● **Work to complete**
Set down, word for word, the passage of the social gospel article from "Yet, many well-meaning" to "racial reconciliation ideology.".

● **Source extract**
--------
There is a dangerous trend that is sweeping throughout churches, especially in America. The church has largely redefined the gospel from its most basic tenets to something tends to have a mass appeal to outsiders.–the “social gospel.” The social gospel comes in many different flavors and is advanced by those of various theological traditions, but it appears to be most prevalent in the cabal of New Calvinism. However, they are certainly not the only ones. The Gospel Coalition, which should be rightly renamed The Social Gospel Coalition, is by far the most prominent outlet for the advancement of social justice in the Church.
The social gospel advances ideas such as racial justice, open borders, and left-wing political ideology that has a facade of Christlikeness, but under the surface, merely replaces the gospel with social activism. The social gospel is different from the culture war, as the culture war tends to try to instill and enforce conservative and religious ideology through the use of boycotts and other “take-overs” of the culture. The social gospel, on the other hand, is an attempt to appease the world and the culture by encouraging Christians to adopt political social justice ideas through the guise of “gospel mandates.”
These so-called “gospel mandates” are becoming increasingly popular in the neo-Calvinist camp of evangelicalism. A “gospel mandate,” in the context of the social gospel, is when the gospel is invoked to prescribe a directive to accept one of these progressive ideologies. In other words, obeying the gospel means believing in and helping to advance this social justice idea.
A glaring example of this would be Russell Moore, president of the Ethics & Religious Liberties Commission (ERLC), who regularly pushes racial reconciliation and open borders as mandated by the gospel.
Recently, he tweeted the following regarding their official open borders stance for Islamic Refugees,
Of course, this is a blatant twisting of the Great Commission mandate which is to go out into the world and proclaim the gospel.
Go therefore and make disciples of all nations, baptizing them in the name of the Father and of the Son and of the Holy Spirit, teaching them to observe all that I have commanded you. And behold, I am with you always, to the end of the age. –Mathew 28:19-20
However, the social gospel wants to do the opposite–it wants to open the borders and allow mass floods of refugees into the U.S., and the excuse is, “this will be a great opportunity for the church to evangelize these people.” But the question becomes: what makes them think that if people aren’t willing to go out into the world to evangelize, that they’re all of a sudden going to do it at home? Feeding, clothing, and sheltering lost people is not the gospel.
Yet, many well-meaning Christians are buying into the social gospel propaganda because of these so-called “mandates.” Christians are being guilted into believing that if they don’t jump onto the social justice bandwagon, they are being disobedient to the Great Commission. This is simply false and it’s underhanded.
Interestingly enough, a Lifeway Research poll indicated that more than three-quarters of white pastors (77%) strongly agree that racial reconciliation is a gospel mandate, while only two-thirds of African American pastors (64%) say the same. This speaks volumes about the propagandizing of white evangelicals into the acceptance of social justice racial reconciliation ideology.
--------
● **Records**

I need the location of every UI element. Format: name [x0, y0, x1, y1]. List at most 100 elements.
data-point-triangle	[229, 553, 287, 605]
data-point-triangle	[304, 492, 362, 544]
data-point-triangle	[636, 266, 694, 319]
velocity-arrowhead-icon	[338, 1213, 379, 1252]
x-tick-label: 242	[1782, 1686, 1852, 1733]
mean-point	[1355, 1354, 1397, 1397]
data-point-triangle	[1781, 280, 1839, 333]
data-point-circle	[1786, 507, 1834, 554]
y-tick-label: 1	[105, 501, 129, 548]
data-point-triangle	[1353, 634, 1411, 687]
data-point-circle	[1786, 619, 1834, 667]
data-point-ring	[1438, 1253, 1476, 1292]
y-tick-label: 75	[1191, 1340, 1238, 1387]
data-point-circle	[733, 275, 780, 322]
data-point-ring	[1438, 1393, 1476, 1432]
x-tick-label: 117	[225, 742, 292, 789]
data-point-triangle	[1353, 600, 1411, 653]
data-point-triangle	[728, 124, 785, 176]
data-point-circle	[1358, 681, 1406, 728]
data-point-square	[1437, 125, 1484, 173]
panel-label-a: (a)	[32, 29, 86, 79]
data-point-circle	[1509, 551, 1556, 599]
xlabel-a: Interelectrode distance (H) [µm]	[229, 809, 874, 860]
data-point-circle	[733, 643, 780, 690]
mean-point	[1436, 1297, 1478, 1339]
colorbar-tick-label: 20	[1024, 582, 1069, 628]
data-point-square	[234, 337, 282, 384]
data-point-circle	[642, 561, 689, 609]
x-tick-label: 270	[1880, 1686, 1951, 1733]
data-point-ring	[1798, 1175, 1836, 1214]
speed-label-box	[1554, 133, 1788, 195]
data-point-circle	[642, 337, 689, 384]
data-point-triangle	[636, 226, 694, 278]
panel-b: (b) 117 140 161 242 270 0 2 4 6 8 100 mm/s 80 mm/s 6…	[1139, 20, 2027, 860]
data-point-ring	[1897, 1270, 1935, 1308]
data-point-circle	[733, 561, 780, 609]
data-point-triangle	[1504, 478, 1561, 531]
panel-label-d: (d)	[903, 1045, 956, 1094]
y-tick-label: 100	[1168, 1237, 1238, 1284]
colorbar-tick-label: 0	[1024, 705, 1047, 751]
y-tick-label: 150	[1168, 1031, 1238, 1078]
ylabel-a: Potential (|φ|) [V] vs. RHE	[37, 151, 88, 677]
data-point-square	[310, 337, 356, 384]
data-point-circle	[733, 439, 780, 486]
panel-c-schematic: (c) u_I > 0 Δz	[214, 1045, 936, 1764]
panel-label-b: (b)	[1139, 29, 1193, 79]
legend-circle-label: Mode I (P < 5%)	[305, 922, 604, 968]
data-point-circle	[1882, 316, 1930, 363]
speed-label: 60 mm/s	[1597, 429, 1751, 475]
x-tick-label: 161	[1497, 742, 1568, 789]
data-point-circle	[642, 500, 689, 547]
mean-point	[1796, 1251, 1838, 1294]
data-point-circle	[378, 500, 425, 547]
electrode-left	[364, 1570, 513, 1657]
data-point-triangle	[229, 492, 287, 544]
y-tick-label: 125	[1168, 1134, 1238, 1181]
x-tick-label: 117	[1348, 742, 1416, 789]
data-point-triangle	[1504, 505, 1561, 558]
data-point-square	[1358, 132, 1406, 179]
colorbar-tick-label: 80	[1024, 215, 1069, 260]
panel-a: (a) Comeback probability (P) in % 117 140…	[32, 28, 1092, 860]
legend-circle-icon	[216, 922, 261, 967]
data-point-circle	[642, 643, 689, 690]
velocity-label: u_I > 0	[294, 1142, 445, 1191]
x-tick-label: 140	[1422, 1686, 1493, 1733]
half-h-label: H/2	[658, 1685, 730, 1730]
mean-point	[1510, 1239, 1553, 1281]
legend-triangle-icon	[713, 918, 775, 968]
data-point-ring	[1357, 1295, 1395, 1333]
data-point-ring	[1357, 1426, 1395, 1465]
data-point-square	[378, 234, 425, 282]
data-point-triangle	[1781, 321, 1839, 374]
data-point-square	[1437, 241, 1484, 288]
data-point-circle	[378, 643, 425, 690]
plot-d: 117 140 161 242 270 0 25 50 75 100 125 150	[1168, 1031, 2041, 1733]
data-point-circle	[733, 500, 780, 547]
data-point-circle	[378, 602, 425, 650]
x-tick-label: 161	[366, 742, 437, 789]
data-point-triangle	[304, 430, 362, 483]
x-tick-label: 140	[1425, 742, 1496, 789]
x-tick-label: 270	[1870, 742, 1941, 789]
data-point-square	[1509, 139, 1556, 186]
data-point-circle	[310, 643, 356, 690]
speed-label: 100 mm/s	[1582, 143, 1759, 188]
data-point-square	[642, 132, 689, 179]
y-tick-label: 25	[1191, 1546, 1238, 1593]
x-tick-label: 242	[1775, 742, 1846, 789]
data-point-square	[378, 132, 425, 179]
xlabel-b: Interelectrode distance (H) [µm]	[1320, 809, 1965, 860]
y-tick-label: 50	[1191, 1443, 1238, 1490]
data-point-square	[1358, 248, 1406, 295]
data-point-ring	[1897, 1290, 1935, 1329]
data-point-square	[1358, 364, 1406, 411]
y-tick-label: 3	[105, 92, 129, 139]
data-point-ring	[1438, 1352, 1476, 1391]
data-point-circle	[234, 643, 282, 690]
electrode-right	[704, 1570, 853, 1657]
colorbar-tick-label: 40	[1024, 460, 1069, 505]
--------
● **Result**
Yet, many well-meaning Christians are buying into the social gospel propaganda because of these so-called “mandates.” Christians are being guilted into believing that if they don’t jump onto the social justice bandwagon, they are being disobedient to the Great Commission. This is simply false and it’s underhanded.
Interestingly enough, a Lifeway Research poll indicated that more than three-quarters of white pastors (77%) strongly agree that racial reconciliation is a gospel mandate, while only two-thirds of African American pastors (64%) say the same. This speaks volumes about the propagandizing of white evangelicals into the acceptance of social justice racial reconciliation ideology.